**Saved entries**

════════

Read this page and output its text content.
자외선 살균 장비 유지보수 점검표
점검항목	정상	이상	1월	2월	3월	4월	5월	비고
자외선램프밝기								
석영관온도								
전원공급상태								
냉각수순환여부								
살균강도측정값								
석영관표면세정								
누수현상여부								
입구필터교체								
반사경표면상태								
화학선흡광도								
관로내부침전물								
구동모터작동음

════════

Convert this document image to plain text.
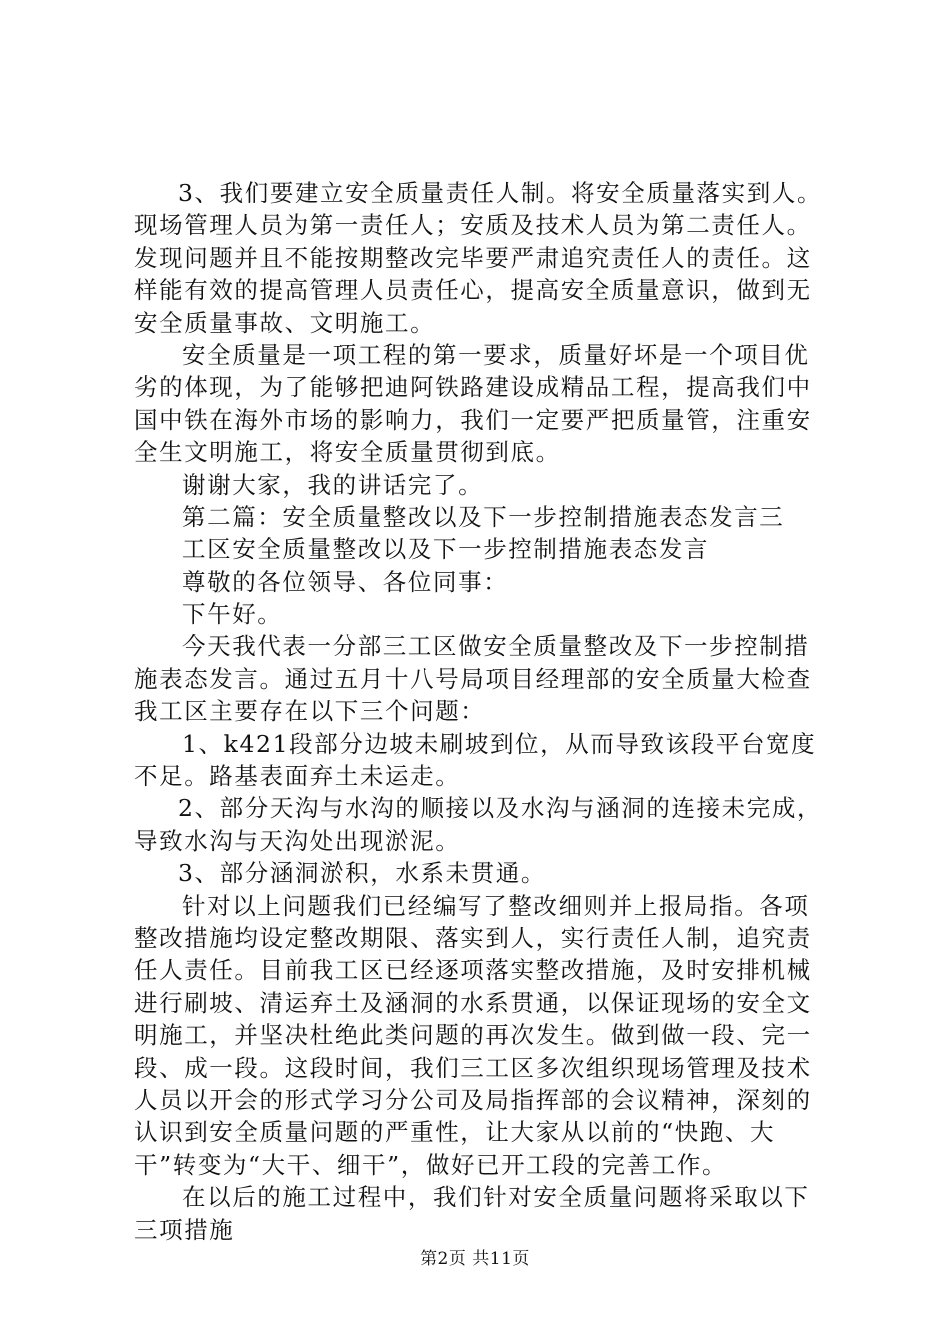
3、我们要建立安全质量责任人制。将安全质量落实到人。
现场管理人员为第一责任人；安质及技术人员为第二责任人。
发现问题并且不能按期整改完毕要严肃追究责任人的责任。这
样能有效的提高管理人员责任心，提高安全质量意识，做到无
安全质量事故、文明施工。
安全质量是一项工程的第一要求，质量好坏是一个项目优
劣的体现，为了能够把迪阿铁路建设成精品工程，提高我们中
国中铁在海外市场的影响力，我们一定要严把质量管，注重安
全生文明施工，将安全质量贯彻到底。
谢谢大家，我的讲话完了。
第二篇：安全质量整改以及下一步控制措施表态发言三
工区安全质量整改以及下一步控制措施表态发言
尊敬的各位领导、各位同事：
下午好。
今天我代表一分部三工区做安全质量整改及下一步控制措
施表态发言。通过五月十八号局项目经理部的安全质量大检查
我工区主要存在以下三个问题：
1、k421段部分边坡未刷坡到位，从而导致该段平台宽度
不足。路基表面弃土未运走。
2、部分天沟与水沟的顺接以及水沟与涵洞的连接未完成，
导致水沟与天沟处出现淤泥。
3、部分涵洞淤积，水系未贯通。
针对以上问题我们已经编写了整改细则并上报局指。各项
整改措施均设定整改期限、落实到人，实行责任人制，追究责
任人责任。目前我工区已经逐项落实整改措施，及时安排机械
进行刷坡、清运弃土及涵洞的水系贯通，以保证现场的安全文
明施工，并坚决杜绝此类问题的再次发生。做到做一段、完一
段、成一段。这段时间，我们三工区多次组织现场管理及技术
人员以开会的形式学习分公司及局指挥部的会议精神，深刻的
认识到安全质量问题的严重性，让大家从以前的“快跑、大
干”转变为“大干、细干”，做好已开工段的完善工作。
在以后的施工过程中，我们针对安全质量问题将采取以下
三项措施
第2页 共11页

════════

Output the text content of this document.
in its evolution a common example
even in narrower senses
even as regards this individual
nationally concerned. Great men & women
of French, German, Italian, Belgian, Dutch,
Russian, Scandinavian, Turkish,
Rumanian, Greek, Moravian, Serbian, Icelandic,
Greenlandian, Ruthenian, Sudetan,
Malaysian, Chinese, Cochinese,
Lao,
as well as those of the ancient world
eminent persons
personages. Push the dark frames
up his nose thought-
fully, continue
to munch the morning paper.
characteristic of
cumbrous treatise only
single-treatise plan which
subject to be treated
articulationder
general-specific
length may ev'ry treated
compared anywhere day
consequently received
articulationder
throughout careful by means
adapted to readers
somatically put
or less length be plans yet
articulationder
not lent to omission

════════

**Objective**
Gather each line that holds "content".

**Expected answer**
Read this page and output its text content.
Output the text content of this document.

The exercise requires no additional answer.